# EXERCISE BRIEF:
Search the listing for the string "civile" and copy every line that contains it.

[Data entries]
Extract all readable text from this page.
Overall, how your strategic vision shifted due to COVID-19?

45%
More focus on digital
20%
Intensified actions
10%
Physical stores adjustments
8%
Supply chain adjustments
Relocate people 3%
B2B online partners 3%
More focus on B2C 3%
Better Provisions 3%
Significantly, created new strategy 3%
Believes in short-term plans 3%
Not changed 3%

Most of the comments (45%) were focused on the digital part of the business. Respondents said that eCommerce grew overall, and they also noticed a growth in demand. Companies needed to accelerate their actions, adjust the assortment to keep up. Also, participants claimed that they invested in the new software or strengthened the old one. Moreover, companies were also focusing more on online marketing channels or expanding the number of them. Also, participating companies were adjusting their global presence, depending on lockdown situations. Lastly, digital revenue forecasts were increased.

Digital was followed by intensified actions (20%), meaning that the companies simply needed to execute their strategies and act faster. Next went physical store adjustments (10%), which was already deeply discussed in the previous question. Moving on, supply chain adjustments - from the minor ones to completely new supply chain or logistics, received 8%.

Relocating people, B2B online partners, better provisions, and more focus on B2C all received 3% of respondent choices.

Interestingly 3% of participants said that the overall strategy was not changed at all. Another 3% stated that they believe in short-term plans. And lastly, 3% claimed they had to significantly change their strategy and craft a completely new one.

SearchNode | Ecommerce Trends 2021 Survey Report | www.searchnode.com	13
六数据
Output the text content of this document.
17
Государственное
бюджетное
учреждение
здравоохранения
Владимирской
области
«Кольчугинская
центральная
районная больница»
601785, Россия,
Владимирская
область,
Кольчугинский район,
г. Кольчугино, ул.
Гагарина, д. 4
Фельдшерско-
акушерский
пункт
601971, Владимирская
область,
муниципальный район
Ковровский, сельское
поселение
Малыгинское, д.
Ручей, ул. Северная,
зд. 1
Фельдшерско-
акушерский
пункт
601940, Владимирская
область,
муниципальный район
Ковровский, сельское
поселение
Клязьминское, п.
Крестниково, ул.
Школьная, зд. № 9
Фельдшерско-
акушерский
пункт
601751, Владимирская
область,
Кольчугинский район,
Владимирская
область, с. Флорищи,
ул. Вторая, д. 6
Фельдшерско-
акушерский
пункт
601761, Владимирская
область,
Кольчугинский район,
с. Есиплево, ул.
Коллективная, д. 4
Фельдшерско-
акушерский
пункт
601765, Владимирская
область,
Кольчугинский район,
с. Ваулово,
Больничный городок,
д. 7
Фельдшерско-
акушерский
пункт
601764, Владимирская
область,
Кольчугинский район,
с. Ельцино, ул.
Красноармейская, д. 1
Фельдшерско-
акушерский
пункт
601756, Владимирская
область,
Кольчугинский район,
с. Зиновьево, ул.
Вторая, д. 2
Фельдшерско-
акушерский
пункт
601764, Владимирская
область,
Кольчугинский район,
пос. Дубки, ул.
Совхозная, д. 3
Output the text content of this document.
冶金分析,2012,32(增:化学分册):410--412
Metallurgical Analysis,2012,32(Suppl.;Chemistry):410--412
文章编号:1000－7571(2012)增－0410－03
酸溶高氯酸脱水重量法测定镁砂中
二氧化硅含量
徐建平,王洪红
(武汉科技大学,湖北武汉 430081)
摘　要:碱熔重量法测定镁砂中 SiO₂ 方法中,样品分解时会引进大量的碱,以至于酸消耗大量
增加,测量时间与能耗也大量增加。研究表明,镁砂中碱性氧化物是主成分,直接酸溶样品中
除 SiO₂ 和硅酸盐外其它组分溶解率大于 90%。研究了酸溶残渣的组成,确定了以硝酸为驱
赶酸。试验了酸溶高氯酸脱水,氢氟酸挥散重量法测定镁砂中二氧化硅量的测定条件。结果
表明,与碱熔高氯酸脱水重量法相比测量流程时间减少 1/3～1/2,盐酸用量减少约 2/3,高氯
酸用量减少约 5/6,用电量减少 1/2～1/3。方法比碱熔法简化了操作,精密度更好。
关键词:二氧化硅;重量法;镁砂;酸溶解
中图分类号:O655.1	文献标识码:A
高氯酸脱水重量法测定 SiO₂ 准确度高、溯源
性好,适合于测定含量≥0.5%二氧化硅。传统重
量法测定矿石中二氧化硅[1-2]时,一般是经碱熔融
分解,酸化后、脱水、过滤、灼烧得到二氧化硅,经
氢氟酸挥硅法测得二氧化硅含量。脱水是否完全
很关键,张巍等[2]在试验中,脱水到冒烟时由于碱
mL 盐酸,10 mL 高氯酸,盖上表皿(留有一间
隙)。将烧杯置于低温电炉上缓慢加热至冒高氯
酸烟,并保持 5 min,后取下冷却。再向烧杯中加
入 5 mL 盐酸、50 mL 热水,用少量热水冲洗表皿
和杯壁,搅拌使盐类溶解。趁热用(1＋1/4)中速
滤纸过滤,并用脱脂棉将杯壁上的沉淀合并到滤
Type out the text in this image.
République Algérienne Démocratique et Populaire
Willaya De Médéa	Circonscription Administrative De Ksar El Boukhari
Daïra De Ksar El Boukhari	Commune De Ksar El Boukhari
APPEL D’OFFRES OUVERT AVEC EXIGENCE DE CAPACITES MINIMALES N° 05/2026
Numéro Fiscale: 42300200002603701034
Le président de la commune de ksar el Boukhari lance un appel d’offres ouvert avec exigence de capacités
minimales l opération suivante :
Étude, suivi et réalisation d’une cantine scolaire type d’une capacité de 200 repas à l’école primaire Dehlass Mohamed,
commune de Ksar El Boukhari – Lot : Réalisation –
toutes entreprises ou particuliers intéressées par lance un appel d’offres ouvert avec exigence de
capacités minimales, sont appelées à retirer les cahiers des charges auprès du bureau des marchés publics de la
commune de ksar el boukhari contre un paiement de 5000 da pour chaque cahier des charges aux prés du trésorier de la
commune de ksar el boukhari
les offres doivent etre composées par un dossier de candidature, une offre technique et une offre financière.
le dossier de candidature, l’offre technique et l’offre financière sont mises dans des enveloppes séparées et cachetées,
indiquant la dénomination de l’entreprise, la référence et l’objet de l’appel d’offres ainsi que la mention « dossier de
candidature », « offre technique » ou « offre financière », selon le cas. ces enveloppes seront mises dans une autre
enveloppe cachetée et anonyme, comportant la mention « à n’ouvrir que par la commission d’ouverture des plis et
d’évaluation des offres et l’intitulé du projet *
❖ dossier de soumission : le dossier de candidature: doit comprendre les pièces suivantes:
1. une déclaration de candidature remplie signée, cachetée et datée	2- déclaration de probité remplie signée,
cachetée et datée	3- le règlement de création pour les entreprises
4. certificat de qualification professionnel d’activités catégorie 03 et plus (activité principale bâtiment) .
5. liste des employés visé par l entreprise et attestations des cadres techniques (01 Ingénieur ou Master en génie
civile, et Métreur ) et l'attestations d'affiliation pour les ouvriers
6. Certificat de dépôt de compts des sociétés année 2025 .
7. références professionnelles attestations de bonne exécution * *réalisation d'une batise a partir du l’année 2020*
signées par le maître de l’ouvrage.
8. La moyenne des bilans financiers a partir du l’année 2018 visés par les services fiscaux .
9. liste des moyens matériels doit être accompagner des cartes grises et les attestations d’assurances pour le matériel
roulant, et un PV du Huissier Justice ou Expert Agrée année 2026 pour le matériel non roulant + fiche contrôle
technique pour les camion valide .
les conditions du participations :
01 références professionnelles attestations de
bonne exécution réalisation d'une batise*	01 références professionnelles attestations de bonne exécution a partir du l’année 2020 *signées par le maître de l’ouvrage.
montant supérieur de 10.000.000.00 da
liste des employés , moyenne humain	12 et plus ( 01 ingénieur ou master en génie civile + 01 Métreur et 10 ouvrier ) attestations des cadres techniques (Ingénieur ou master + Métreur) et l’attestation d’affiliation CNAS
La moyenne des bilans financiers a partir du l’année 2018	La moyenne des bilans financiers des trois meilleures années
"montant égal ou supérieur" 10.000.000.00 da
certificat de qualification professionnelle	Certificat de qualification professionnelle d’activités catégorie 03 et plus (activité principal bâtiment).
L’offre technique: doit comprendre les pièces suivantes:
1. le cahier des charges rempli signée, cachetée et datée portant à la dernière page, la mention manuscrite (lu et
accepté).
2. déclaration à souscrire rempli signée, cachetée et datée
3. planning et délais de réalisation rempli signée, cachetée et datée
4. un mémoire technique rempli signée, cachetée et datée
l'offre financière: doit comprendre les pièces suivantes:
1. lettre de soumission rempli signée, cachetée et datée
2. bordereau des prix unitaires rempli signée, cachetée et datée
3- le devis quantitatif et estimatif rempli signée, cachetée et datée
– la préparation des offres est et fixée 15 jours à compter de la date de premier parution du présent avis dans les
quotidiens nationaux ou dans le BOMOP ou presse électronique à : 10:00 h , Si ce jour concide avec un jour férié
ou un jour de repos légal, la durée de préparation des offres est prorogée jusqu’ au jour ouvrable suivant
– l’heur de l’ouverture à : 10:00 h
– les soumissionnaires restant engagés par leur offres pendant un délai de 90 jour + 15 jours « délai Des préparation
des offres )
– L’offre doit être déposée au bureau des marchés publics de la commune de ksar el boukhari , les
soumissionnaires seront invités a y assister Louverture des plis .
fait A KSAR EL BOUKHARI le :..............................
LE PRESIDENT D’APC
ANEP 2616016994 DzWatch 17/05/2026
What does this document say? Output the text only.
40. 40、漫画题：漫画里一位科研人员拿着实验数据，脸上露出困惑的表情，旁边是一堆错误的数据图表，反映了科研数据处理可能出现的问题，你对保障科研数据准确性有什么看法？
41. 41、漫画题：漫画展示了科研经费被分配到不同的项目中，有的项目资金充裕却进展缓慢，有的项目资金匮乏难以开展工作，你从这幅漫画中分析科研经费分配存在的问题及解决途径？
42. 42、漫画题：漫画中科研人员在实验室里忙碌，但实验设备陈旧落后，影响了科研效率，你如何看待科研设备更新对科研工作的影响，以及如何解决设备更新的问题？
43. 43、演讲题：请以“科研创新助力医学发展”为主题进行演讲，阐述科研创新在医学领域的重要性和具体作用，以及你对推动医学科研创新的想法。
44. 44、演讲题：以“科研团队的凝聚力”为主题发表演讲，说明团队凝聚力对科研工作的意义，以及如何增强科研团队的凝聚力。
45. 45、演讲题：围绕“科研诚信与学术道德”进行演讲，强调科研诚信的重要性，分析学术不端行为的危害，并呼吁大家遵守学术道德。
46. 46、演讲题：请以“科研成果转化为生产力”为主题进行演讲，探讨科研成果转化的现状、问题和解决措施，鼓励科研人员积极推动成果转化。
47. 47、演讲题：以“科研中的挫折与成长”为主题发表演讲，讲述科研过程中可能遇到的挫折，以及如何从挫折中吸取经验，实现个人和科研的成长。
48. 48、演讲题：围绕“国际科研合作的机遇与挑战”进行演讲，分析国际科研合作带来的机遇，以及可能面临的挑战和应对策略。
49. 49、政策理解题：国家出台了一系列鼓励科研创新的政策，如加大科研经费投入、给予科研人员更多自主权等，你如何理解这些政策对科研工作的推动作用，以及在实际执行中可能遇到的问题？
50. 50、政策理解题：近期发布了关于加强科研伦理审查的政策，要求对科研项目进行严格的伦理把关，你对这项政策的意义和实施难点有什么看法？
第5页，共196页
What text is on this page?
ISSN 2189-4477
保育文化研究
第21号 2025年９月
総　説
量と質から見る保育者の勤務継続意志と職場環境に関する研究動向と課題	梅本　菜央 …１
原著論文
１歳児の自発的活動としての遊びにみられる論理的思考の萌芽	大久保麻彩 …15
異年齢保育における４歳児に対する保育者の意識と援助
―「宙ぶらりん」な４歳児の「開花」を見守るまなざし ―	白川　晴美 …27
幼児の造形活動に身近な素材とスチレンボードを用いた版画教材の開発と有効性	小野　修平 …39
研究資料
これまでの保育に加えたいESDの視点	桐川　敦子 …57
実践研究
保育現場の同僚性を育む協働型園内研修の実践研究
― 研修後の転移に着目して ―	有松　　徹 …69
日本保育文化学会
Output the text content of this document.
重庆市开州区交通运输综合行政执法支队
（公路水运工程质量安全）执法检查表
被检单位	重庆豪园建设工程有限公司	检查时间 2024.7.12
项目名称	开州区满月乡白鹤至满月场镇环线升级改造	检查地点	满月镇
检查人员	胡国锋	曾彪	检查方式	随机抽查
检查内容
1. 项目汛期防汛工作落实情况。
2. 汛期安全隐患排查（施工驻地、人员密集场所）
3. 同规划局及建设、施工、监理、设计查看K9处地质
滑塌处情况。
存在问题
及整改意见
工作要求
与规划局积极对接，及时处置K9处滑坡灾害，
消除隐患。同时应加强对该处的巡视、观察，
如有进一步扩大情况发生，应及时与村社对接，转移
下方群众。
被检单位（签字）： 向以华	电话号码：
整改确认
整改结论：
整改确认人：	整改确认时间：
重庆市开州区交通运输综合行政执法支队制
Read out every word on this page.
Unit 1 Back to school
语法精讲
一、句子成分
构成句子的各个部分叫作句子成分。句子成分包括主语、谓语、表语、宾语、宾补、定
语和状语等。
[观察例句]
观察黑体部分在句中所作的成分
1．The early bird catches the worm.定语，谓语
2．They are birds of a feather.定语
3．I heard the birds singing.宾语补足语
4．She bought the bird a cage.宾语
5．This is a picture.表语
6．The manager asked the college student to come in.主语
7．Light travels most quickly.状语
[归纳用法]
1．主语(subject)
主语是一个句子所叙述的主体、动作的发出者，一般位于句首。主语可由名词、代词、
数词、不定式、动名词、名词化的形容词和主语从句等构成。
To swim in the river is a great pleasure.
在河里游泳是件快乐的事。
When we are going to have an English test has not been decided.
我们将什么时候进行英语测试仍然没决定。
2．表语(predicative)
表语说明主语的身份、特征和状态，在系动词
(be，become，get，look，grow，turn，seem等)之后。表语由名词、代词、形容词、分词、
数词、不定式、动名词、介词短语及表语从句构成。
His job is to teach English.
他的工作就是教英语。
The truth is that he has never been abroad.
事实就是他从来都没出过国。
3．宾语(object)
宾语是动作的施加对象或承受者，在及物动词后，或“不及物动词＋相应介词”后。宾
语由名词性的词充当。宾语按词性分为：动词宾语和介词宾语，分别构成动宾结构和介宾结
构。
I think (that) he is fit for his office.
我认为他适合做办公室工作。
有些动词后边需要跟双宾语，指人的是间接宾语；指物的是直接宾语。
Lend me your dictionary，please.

# TASK RESPONSE:
civile, et Métreur ) et l'attestations d'affiliation pour les ouvriers
liste des employés , moyenne humain	12 et plus ( 01 ingénieur ou master en génie civile + 01 Métreur et 10 ouvrier ) attestations des cadres techniques (Ingénieur ou master + Métreur) et l’attestation d’affiliation CNAS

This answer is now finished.